*Given exercise*.
Pick out each line in these entries that contains the string "type".

_ _ _

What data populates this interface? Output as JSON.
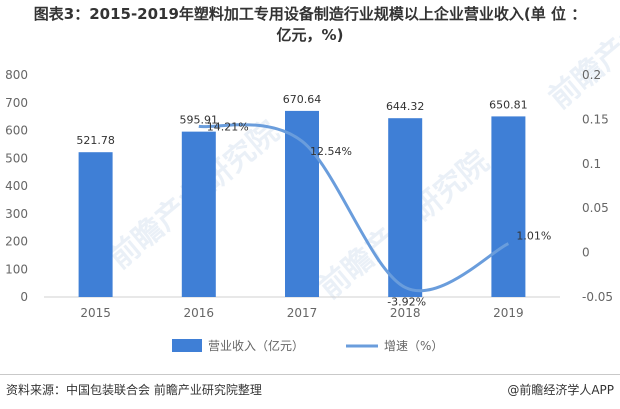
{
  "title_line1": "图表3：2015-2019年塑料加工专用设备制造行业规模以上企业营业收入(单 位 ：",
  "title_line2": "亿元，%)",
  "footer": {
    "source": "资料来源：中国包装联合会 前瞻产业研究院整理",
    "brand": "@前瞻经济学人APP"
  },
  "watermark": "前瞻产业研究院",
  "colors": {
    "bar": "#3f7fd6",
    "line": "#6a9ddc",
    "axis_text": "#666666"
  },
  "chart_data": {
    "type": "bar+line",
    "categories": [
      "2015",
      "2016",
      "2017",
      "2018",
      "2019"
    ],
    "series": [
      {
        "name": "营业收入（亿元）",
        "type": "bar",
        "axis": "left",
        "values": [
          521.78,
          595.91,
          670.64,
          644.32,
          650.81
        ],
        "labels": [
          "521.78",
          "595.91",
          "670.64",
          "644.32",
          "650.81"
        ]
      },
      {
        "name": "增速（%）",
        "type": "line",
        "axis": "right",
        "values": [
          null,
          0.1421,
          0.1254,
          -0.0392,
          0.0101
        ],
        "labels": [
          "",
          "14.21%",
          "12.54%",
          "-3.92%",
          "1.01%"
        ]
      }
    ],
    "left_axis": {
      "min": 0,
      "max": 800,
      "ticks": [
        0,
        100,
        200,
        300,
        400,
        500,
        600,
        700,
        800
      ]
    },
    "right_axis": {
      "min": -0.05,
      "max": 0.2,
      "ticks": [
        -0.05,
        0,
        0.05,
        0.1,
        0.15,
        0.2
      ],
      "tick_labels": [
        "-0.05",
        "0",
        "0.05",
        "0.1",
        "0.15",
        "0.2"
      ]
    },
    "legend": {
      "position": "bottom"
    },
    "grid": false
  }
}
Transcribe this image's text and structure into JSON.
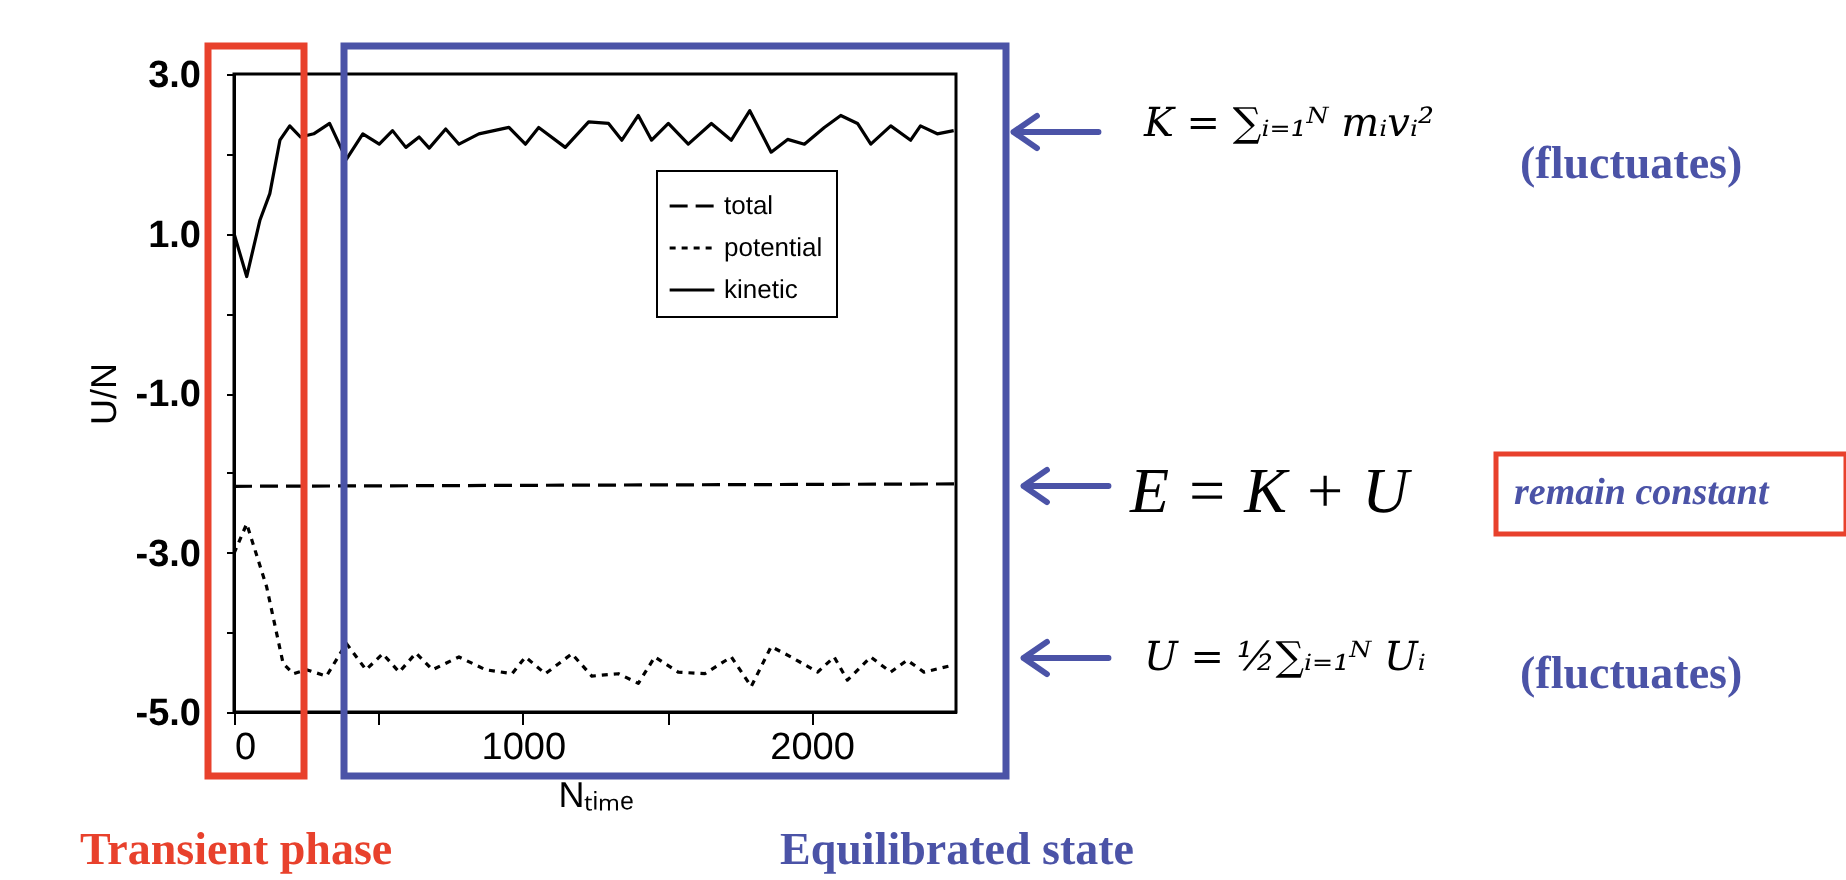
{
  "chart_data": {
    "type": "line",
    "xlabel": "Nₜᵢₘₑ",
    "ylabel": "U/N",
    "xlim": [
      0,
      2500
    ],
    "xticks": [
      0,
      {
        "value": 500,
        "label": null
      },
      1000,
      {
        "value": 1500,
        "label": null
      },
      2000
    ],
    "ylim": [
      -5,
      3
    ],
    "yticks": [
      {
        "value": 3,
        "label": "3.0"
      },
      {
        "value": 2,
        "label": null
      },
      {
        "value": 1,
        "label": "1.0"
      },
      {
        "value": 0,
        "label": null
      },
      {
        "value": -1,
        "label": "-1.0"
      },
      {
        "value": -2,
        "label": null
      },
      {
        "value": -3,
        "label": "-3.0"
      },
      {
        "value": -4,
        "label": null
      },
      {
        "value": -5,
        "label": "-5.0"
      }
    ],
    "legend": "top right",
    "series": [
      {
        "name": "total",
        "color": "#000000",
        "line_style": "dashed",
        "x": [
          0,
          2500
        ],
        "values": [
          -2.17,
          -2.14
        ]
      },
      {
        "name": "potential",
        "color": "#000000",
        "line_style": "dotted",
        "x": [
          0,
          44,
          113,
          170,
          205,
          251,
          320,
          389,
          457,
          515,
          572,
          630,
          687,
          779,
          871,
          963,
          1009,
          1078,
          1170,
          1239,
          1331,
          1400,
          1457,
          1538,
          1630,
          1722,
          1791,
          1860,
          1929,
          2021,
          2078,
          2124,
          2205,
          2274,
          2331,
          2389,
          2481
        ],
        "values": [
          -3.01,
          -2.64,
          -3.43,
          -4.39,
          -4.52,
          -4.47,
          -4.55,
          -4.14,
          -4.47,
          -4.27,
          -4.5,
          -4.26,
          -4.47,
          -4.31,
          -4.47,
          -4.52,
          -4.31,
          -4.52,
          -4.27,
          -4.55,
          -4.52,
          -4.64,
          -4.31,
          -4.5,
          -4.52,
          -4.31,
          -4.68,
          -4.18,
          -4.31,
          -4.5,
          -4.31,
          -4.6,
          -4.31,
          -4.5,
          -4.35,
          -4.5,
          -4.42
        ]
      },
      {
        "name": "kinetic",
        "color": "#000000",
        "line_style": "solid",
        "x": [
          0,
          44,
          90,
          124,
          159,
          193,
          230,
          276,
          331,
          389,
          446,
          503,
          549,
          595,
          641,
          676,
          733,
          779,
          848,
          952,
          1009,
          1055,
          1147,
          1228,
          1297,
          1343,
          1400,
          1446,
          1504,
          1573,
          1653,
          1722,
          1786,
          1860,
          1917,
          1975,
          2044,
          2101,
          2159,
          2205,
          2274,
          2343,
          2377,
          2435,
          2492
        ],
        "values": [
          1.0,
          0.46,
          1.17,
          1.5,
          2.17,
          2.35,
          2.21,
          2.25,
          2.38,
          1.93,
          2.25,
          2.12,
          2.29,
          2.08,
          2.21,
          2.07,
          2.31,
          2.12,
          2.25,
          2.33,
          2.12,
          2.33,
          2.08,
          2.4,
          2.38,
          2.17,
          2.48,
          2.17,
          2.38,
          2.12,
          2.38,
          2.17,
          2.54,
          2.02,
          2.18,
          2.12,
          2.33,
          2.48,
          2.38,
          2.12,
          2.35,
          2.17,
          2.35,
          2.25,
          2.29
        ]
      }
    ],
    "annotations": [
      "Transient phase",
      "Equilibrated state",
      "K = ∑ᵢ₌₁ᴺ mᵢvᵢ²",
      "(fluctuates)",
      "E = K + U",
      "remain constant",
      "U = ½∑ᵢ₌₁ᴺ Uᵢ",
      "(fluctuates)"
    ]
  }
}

_ _ _

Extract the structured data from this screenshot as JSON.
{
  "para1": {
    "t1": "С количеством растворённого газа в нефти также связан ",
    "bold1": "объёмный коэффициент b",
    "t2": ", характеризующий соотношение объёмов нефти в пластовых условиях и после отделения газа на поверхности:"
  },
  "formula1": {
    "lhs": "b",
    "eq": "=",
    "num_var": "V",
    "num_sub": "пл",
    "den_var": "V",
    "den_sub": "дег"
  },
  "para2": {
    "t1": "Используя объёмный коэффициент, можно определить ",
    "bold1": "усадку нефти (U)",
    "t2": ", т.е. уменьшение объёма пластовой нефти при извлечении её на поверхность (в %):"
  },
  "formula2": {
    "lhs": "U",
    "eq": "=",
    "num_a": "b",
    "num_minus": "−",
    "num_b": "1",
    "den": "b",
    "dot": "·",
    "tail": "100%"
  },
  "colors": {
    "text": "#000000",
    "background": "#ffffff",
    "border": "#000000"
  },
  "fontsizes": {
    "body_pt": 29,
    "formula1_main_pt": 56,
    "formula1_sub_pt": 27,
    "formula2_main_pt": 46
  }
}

_ _ _

*Expected output*.
    "type": "bar+line",
        "type": "bar",
        "type": "line",
    "type": "line",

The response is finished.